> **Supplied data**
============================================================

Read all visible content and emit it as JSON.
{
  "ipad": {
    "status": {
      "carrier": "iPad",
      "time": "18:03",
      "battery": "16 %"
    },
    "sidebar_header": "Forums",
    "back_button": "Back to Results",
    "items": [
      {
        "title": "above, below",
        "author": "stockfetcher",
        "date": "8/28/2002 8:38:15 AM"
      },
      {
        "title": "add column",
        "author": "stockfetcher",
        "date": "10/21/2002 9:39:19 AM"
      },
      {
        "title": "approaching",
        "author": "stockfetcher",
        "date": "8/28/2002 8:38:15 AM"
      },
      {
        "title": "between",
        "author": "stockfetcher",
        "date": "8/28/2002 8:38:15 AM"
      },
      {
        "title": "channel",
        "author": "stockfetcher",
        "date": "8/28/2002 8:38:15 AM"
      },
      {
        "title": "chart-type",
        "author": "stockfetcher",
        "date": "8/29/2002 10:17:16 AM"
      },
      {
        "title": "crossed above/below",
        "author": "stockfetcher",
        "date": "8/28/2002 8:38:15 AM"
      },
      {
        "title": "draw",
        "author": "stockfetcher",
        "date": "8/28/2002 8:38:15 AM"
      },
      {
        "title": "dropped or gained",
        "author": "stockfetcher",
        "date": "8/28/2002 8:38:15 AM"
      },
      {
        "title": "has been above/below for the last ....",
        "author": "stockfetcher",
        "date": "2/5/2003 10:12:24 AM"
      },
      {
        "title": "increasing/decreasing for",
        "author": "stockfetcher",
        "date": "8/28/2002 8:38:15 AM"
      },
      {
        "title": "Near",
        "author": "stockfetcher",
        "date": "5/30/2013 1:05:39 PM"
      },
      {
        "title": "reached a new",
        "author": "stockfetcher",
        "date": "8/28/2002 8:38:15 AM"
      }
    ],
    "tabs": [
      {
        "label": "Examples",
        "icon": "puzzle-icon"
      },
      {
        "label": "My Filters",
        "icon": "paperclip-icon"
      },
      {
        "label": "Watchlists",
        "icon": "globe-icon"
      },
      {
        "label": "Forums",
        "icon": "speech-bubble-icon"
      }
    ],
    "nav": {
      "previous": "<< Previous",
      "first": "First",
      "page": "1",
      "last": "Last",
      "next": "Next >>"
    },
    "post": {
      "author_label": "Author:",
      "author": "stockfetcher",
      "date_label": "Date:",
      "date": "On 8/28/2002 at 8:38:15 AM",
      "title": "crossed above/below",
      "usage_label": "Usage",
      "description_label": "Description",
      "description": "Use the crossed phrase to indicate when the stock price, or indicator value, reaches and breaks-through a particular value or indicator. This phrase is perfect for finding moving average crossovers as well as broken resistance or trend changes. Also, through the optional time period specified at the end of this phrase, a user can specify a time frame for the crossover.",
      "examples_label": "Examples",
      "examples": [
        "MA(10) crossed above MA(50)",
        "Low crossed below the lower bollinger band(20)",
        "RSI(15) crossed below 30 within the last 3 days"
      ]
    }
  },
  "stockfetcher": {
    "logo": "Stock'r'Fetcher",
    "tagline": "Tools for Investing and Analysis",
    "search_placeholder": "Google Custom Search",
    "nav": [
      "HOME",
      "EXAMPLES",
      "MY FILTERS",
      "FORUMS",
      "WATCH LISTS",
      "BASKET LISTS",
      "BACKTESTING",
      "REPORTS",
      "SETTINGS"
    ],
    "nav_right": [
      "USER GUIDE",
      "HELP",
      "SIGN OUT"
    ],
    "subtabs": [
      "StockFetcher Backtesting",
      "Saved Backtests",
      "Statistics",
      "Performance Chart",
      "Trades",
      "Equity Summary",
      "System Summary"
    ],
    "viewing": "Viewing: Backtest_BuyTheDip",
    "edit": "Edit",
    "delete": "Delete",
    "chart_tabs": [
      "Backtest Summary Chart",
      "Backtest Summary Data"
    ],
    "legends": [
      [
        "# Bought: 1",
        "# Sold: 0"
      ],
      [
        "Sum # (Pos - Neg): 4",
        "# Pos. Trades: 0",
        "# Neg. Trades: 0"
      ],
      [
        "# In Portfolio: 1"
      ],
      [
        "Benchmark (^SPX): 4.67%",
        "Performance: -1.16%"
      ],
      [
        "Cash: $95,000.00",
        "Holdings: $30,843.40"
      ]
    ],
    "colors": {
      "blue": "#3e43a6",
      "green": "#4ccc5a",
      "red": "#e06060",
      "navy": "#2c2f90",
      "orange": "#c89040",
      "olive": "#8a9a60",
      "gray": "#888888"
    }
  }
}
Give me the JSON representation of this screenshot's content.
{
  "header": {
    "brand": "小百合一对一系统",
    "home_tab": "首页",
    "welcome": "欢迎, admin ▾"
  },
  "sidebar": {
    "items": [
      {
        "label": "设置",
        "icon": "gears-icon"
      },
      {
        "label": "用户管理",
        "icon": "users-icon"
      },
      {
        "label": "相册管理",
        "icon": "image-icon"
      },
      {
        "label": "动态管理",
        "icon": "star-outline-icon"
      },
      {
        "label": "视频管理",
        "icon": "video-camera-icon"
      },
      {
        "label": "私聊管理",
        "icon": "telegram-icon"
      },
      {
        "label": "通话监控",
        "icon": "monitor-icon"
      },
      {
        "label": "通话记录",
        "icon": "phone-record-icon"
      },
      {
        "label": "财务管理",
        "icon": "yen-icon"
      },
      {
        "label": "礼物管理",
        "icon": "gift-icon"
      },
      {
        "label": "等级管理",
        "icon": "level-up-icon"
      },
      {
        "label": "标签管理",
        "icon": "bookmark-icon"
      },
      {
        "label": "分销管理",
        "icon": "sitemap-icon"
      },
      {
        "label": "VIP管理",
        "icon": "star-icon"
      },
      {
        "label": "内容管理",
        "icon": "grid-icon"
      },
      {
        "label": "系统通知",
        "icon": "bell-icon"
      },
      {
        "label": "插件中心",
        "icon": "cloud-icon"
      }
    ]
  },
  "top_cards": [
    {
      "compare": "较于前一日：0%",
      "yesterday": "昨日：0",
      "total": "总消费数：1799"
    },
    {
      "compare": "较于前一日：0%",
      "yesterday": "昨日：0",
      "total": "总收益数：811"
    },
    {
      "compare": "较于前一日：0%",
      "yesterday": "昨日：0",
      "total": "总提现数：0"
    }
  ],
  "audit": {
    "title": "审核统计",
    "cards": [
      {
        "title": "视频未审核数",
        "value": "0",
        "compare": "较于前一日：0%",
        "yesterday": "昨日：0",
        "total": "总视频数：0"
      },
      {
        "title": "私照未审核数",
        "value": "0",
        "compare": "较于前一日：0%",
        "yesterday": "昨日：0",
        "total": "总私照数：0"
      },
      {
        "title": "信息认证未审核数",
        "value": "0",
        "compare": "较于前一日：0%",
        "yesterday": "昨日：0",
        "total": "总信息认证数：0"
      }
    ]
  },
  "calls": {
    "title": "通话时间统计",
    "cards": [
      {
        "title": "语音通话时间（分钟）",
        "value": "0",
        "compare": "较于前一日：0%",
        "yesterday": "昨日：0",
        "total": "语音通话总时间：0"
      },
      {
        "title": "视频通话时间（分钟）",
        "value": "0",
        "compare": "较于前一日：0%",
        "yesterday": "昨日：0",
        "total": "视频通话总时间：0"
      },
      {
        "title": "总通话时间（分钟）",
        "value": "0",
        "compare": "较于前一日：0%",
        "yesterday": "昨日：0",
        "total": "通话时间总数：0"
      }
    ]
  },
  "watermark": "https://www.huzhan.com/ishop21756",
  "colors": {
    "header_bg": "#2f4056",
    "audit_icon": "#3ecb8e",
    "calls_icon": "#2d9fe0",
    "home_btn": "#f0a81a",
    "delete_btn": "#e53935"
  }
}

============================================================

> **Exercise brief**
Copy every record exactly as presented.

> **Task response**
Read all visible content and emit it as JSON.
{
  "ipad": {
    "status": {
      "carrier": "iPad",
      "time": "18:03",
      "battery": "16 %"
    },
    "sidebar_header": "Forums",
    "back_button": "Back to Results",
    "items": [
      {
        "title": "above, below",
        "author": "stockfetcher",
        "date": "8/28/2002 8:38:15 AM"
      },
      {
        "title": "add column",
        "author": "stockfetcher",
        "date": "10/21/2002 9:39:19 AM"
      },
      {
        "title": "approaching",
        "author": "stockfetcher",
        "date": "8/28/2002 8:38:15 AM"
      },
      {
        "title": "between",
        "author": "stockfetcher",
        "date": "8/28/2002 8:38:15 AM"
      },
      {
        "title": "channel",
        "author": "stockfetcher",
        "date": "8/28/2002 8:38:15 AM"
      },
      {
        "title": "chart-type",
        "author": "stockfetcher",
        "date": "8/29/2002 10:17:16 AM"
      },
      {
        "title": "crossed above/below",
        "author": "stockfetcher",
        "date": "8/28/2002 8:38:15 AM"
      },
      {
        "title": "draw",
        "author": "stockfetcher",
        "date": "8/28/2002 8:38:15 AM"
      },
      {
        "title": "dropped or gained",
        "author": "stockfetcher",
        "date": "8/28/2002 8:38:15 AM"
      },
      {
        "title": "has been above/below for the last ....",
        "author": "stockfetcher",
        "date": "2/5/2003 10:12:24 AM"
      },
      {
        "title": "increasing/decreasing for",
        "author": "stockfetcher",
        "date": "8/28/2002 8:38:15 AM"
      },
      {
        "title": "Near",
        "author": "stockfetcher",
        "date": "5/30/2013 1:05:39 PM"
      },
      {
        "title": "reached a new",
        "author": "stockfetcher",
        "date": "8/28/2002 8:38:15 AM"
      }
    ],
    "tabs": [
      {
        "label": "Examples",
        "icon": "puzzle-icon"
      },
      {
        "label": "My Filters",
        "icon": "paperclip-icon"
      },
      {
        "label": "Watchlists",
        "icon": "globe-icon"
      },
      {
        "label": "Forums",
        "icon": "speech-bubble-icon"
      }
    ],
    "nav": {
      "previous": "<< Previous",
      "first": "First",
      "page": "1",
      "last": "Last",
      "next": "Next >>"
    },
    "post": {
      "author_label": "Author:",
      "author": "stockfetcher",
      "date_label": "Date:",
      "date": "On 8/28/2002 at 8:38:15 AM",
      "title": "crossed above/below",
      "usage_label": "Usage",
      "description_label": "Description",
      "description": "Use the crossed phrase to indicate when the stock price, or indicator value, reaches and breaks-through a particular value or indicator. This phrase is perfect for finding moving average crossovers as well as broken resistance or trend changes. Also, through the optional time period specified at the end of this phrase, a user can specify a time frame for the crossover.",
      "examples_label": "Examples",
      "examples": [
        "MA(10) crossed above MA(50)",
        "Low crossed below the lower bollinger band(20)",
        "RSI(15) crossed below 30 within the last 3 days"
      ]
    }
  },
  "stockfetcher": {
    "logo": "Stock'r'Fetcher",
    "tagline": "Tools for Investing and Analysis",
    "search_placeholder": "Google Custom Search",
    "nav": [
      "HOME",
      "EXAMPLES",
      "MY FILTERS",
      "FORUMS",
      "WATCH LISTS",
      "BASKET LISTS",
      "BACKTESTING",
      "REPORTS",
      "SETTINGS"
    ],
    "nav_right": [
      "USER GUIDE",
      "HELP",
      "SIGN OUT"
    ],
    "subtabs": [
      "StockFetcher Backtesting",
      "Saved Backtests",
      "Statistics",
      "Performance Chart",
      "Trades",
      "Equity Summary",
      "System Summary"
    ],
    "viewing": "Viewing: Backtest_BuyTheDip",
    "edit": "Edit",
    "delete": "Delete",
    "chart_tabs": [
      "Backtest Summary Chart",
      "Backtest Summary Data"
    ],
    "legends": [
      [
        "# Bought: 1",
        "# Sold: 0"
      ],
      [
        "Sum # (Pos - Neg): 4",
        "# Pos. Trades: 0",
        "# Neg. Trades: 0"
      ],
      [
        "# In Portfolio: 1"
      ],
      [
        "Benchmark (^SPX): 4.67%",
        "Performance: -1.16%"
      ],
      [
        "Cash: $95,000.00",
        "Holdings: $30,843.40"
      ]
    ],
    "colors": {
      "blue": "#3e43a6",
      "green": "#4ccc5a",
      "red": "#e06060",
      "navy": "#2c2f90",
      "orange": "#c89040",
      "olive": "#8a9a60",
      "gray": "#888888"
    }
  }
}
Give me the JSON representation of this screenshot's content.
{
  "header": {
    "brand": "小百合一对一系统",
    "home_tab": "首页",
    "welcome": "欢迎, admin ▾"
  },
  "sidebar": {
    "items": [
      {
        "label": "设置",
        "icon": "gears-icon"
      },
      {
        "label": "用户管理",
        "icon": "users-icon"
      },
      {
        "label": "相册管理",
        "icon": "image-icon"
      },
      {
        "label": "动态管理",
        "icon": "star-outline-icon"
      },
      {
        "label": "视频管理",
        "icon": "video-camera-icon"
      },
      {
        "label": "私聊管理",
        "icon": "telegram-icon"
      },
      {
        "label": "通话监控",
        "icon": "monitor-icon"
      },
      {
        "label": "通话记录",
        "icon": "phone-record-icon"
      },
      {
        "label": "财务管理",
        "icon": "yen-icon"
      },
      {
        "label": "礼物管理",
        "icon": "gift-icon"
      },
      {
        "label": "等级管理",
        "icon": "level-up-icon"
      },
      {
        "label": "标签管理",
        "icon": "bookmark-icon"
      },
      {
        "label": "分销管理",
        "icon": "sitemap-icon"
      },
      {
        "label": "VIP管理",
        "icon": "star-icon"
      },
      {
        "label": "内容管理",
        "icon": "grid-icon"
      },
      {
        "label": "系统通知",
        "icon": "bell-icon"
      },
      {
        "label": "插件中心",
        "icon": "cloud-icon"
      }
    ]
  },
  "top_cards": [
    {
      "compare": "较于前一日：0%",
      "yesterday": "昨日：0",
      "total": "总消费数：1799"
    },
    {
      "compare": "较于前一日：0%",
      "yesterday": "昨日：0",
      "total": "总收益数：811"
    },
    {
      "compare": "较于前一日：0%",
      "yesterday": "昨日：0",
      "total": "总提现数：0"
    }
  ],
  "audit": {
    "title": "审核统计",
    "cards": [
      {
        "title": "视频未审核数",
        "value": "0",
        "compare": "较于前一日：0%",
        "yesterday": "昨日：0",
        "total": "总视频数：0"
      },
      {
        "title": "私照未审核数",
        "value": "0",
        "compare": "较于前一日：0%",
        "yesterday": "昨日：0",
        "total": "总私照数：0"
      },
      {
        "title": "信息认证未审核数",
        "value": "0",
        "compare": "较于前一日：0%",
        "yesterday": "昨日：0",
        "total": "总信息认证数：0"
      }
    ]
  },
  "calls": {
    "title": "通话时间统计",
    "cards": [
      {
        "title": "语音通话时间（分钟）",
        "value": "0",
        "compare": "较于前一日：0%",
        "yesterday": "昨日：0",
        "total": "语音通话总时间：0"
      },
      {
        "title": "视频通话时间（分钟）",
        "value": "0",
        "compare": "较于前一日：0%",
        "yesterday": "昨日：0",
        "total": "视频通话总时间：0"
      },
      {
        "title": "总通话时间（分钟）",
        "value": "0",
        "compare": "较于前一日：0%",
        "yesterday": "昨日：0",
        "total": "通话时间总数：0"
      }
    ]
  },
  "watermark": "https://www.huzhan.com/ishop21756",
  "colors": {
    "header_bg": "#2f4056",
    "audit_icon": "#3ecb8e",
    "calls_icon": "#2d9fe0",
    "home_btn": "#f0a81a",
    "delete_btn": "#e53935"
  }
}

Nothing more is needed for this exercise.